● What to produce:
In the entries below, identify every line with the string "Cash" and copy it.

----- Dataset rows -----

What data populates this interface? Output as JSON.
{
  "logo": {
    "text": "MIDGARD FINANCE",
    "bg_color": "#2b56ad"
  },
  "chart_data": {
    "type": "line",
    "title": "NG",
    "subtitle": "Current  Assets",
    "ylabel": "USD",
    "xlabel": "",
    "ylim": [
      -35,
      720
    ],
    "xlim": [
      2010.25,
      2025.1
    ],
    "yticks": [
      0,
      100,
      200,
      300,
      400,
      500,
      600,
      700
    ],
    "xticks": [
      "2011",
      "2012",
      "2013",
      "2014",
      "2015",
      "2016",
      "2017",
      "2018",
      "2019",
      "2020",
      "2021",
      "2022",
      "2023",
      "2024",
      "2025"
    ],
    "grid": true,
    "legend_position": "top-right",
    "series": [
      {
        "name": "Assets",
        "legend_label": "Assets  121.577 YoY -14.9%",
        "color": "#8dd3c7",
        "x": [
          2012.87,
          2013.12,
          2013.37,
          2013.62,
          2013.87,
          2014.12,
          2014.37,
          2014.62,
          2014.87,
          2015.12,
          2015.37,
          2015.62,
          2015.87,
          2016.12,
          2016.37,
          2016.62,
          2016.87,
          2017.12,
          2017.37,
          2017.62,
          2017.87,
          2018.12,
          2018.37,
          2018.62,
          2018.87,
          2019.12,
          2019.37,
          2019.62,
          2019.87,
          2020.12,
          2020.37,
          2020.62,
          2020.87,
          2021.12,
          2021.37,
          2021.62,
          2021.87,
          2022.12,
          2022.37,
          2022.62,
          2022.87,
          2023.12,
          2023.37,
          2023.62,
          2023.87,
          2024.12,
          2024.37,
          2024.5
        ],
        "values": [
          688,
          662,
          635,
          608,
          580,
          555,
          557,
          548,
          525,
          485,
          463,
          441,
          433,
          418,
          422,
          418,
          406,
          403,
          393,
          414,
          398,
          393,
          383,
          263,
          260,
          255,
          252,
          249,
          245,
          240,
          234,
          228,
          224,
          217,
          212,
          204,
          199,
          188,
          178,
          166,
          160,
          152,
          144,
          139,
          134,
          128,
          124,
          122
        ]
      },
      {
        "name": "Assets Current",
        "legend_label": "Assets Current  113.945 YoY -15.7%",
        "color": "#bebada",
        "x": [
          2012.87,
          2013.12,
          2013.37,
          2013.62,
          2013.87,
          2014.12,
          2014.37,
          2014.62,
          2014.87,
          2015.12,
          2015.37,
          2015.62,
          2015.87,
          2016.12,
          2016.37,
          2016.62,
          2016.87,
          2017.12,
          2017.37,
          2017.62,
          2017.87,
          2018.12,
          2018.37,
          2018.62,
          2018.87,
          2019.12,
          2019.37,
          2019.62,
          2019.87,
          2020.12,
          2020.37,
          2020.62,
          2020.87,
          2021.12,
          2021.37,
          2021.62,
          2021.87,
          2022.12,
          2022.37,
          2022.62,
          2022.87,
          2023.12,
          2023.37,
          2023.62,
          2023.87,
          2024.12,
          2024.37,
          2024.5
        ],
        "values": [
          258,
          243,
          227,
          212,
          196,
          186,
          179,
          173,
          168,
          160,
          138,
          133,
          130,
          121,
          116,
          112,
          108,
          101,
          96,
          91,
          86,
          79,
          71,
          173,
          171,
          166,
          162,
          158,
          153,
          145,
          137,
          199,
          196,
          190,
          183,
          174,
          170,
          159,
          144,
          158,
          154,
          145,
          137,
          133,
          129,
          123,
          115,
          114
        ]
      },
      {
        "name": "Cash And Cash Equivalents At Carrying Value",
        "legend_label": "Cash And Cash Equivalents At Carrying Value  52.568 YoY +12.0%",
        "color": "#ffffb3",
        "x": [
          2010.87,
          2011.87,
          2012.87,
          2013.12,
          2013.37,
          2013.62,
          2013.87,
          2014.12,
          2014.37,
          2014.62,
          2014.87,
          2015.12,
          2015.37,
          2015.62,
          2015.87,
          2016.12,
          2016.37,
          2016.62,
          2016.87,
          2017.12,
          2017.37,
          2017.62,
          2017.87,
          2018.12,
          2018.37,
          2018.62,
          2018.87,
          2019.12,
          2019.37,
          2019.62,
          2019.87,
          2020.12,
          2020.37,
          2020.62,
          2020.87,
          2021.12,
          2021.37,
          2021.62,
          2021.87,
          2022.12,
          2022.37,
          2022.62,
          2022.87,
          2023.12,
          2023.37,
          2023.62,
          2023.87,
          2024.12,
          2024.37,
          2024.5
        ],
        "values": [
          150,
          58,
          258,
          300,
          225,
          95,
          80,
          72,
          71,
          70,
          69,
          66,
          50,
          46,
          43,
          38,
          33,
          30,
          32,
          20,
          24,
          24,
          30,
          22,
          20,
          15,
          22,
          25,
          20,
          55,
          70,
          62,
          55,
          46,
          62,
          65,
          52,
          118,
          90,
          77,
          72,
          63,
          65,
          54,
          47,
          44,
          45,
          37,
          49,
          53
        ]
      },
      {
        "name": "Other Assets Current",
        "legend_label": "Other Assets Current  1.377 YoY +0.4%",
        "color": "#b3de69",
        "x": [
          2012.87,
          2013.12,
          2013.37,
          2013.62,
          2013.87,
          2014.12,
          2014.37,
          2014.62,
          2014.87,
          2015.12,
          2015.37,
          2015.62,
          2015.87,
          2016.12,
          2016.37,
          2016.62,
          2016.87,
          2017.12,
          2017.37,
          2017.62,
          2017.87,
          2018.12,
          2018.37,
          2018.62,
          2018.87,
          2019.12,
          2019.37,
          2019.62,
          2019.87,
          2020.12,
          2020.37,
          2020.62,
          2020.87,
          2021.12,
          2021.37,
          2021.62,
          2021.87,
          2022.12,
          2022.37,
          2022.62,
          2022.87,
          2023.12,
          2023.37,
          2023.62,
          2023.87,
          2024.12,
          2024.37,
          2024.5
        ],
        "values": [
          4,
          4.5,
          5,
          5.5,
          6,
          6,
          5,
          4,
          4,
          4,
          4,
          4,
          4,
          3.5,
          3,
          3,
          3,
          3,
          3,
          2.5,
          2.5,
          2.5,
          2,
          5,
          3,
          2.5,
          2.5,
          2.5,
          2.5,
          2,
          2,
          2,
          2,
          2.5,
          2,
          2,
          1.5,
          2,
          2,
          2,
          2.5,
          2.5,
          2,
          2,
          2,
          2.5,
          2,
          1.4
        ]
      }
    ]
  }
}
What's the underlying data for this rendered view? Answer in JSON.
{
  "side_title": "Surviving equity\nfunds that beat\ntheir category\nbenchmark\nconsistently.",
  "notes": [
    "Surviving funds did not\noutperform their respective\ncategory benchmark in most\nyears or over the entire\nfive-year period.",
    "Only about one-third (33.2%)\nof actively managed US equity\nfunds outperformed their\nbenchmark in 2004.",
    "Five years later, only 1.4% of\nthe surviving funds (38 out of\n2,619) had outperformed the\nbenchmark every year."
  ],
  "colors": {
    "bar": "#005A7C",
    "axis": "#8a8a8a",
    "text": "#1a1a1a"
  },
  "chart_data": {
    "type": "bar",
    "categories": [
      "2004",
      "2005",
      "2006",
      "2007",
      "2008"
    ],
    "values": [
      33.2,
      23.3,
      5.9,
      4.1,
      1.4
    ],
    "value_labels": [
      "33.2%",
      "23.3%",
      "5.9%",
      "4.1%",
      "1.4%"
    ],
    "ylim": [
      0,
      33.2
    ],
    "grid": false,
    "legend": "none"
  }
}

-----

● Response below:
        "name": "Cash And Cash Equivalents At Carrying Value",
        "legend_label": "Cash And Cash Equivalents At Carrying Value  52.568 YoY +12.0%",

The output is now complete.